The problem: Return the number of lines that include the string "comrades", without any other text.

A run of records:
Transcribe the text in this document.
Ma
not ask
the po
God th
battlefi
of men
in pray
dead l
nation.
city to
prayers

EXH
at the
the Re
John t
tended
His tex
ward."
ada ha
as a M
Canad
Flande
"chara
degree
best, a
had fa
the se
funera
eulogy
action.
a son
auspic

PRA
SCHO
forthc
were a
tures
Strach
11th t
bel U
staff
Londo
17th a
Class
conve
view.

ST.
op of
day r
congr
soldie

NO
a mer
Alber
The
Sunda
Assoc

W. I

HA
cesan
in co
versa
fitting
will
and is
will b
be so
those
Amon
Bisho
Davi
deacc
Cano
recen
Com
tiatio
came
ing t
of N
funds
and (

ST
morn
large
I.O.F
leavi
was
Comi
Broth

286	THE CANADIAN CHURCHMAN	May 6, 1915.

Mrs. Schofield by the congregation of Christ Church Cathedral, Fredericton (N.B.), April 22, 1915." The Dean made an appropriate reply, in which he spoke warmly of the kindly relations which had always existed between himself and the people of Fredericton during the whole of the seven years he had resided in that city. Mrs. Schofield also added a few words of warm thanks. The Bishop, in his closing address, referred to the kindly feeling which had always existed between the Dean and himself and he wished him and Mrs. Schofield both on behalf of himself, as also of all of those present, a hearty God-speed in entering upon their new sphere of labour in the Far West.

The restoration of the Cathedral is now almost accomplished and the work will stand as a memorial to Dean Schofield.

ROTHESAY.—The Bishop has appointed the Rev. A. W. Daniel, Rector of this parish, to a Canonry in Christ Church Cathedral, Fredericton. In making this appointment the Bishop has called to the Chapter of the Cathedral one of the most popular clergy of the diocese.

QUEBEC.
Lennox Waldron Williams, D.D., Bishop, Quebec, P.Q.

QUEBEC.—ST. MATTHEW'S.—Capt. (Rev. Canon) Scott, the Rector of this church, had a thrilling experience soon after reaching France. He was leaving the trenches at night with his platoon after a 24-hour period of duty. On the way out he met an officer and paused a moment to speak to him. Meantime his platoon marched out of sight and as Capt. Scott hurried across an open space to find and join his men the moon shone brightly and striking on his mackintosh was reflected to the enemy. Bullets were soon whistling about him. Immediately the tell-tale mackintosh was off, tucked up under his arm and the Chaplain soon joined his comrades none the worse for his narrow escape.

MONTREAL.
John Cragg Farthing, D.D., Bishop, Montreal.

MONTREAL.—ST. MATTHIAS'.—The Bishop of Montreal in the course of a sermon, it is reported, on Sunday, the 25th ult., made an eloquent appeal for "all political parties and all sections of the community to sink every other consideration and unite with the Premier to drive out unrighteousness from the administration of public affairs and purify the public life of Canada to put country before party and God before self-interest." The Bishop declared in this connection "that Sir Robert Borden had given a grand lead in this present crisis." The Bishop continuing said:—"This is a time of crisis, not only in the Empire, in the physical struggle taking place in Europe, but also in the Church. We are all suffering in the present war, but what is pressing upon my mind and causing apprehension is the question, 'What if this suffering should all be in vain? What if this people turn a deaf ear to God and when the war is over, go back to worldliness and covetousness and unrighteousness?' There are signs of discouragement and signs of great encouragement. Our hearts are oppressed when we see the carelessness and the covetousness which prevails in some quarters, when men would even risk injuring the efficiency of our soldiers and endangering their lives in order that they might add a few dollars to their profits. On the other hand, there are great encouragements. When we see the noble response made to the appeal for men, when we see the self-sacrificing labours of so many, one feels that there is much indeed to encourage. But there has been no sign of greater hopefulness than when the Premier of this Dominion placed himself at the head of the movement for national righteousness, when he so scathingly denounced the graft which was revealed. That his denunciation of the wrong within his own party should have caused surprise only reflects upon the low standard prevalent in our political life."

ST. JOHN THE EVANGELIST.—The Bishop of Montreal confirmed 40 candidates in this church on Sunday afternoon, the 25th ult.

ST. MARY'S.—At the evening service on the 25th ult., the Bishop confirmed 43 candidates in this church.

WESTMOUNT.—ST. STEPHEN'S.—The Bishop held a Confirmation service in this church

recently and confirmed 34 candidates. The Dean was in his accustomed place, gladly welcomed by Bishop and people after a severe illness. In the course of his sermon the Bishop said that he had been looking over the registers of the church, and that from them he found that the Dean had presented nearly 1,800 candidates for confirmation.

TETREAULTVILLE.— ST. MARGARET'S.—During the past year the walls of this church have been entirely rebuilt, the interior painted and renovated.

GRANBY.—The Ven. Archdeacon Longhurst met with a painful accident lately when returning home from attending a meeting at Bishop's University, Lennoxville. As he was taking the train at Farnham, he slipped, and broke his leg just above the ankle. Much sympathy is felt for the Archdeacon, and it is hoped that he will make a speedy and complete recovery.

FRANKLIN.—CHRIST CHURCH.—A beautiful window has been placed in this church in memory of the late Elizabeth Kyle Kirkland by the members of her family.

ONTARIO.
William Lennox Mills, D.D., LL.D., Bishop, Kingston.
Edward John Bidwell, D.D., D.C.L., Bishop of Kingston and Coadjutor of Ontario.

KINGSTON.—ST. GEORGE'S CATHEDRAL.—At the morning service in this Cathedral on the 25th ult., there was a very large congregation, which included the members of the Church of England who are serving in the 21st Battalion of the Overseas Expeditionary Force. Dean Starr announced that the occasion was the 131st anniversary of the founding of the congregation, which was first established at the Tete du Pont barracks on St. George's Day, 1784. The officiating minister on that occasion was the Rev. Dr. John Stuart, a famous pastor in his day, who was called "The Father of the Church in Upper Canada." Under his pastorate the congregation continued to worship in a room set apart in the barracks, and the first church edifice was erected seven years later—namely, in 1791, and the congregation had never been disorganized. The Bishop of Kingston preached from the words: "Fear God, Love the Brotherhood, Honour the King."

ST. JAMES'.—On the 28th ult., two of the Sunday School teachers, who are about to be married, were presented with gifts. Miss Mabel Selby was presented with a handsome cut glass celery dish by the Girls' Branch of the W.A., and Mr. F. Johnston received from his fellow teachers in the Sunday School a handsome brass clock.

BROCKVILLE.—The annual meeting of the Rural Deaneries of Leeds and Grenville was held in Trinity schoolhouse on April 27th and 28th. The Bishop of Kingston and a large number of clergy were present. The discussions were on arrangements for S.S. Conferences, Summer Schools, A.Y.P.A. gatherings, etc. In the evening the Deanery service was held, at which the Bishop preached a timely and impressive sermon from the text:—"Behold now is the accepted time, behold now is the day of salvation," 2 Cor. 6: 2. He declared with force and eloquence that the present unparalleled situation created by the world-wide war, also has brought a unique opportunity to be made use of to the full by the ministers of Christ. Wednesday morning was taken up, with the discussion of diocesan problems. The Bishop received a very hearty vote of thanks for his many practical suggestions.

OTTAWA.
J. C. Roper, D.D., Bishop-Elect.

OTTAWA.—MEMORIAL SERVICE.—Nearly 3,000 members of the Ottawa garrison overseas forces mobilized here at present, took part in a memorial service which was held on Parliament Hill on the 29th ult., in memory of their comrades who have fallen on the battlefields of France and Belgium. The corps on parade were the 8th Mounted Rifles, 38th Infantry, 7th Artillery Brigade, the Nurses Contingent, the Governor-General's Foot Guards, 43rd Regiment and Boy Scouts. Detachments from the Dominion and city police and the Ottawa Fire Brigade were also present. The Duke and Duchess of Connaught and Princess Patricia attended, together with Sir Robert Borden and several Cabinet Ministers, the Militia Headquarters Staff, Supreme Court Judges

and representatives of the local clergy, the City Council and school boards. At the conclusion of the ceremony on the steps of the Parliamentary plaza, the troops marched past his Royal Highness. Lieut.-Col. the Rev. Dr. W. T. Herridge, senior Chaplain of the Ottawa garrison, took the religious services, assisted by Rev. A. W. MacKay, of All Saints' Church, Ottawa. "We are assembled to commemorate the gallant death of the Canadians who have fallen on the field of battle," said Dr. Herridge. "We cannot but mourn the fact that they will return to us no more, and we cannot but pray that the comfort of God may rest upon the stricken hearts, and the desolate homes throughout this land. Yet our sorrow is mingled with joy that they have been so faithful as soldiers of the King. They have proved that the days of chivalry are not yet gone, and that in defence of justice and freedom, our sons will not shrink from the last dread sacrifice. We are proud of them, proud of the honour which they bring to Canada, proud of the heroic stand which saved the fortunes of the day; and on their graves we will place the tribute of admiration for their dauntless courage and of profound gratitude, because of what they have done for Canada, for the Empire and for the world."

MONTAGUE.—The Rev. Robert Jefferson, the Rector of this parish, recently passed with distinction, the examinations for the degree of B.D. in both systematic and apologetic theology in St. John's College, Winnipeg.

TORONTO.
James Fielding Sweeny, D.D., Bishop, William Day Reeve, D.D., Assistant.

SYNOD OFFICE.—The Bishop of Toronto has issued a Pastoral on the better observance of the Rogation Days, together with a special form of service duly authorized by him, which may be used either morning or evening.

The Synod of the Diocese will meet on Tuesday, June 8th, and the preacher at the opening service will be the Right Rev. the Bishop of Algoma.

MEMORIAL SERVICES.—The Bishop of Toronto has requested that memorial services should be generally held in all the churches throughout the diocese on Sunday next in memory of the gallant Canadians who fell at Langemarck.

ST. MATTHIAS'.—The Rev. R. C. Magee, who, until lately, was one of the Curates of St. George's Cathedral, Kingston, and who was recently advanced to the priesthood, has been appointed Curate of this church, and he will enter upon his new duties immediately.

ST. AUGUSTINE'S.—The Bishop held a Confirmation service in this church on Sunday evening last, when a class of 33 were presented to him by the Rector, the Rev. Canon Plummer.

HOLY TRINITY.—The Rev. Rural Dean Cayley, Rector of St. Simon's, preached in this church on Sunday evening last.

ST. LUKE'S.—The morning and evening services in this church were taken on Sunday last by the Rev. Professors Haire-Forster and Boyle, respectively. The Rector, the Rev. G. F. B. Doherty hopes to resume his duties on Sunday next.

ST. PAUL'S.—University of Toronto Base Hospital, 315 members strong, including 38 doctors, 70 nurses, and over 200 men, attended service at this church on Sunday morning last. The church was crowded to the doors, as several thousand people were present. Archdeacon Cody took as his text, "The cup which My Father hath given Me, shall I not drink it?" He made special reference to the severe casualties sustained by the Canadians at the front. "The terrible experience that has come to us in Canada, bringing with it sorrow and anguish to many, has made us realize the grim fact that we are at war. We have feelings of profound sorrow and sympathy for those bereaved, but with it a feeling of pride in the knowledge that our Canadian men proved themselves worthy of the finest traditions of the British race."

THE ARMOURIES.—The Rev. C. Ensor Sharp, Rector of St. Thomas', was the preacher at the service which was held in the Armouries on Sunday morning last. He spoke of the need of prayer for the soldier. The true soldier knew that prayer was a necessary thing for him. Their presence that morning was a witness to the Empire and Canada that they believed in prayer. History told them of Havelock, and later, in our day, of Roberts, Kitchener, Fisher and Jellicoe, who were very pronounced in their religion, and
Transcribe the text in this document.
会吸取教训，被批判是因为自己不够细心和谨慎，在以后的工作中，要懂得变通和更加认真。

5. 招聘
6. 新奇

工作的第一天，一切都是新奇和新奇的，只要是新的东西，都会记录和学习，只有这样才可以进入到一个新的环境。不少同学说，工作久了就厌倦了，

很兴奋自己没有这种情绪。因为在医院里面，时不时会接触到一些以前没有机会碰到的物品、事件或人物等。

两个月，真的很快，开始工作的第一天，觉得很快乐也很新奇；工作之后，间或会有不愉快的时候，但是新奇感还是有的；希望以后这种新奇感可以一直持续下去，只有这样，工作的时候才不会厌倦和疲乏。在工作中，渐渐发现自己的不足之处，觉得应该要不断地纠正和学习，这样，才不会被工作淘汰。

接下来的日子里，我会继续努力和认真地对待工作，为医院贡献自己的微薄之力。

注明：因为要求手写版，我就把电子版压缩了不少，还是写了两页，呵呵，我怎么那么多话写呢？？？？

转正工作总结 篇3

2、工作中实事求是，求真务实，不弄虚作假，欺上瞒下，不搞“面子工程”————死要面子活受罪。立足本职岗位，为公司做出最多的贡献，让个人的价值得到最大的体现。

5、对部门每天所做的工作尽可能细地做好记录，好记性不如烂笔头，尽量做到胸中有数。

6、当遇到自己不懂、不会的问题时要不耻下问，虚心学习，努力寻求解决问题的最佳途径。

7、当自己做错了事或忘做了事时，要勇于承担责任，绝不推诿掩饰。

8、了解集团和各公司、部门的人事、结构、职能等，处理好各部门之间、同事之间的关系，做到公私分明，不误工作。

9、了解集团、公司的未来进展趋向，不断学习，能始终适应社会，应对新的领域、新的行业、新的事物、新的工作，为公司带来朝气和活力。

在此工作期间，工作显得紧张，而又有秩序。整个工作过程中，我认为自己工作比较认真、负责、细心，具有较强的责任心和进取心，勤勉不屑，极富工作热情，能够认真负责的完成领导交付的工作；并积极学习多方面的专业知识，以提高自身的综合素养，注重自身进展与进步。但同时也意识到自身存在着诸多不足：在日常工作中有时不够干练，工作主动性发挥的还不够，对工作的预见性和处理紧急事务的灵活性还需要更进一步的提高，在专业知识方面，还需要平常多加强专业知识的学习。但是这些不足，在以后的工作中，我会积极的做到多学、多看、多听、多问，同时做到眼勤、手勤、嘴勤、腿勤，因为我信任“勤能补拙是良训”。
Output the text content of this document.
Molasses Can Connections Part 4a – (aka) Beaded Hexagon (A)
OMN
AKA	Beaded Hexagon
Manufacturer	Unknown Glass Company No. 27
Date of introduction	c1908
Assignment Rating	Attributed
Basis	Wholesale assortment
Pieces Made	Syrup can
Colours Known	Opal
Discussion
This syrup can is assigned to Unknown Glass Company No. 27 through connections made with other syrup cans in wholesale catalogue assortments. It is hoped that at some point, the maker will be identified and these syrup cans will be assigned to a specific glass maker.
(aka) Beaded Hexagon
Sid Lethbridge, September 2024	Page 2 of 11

The output: 2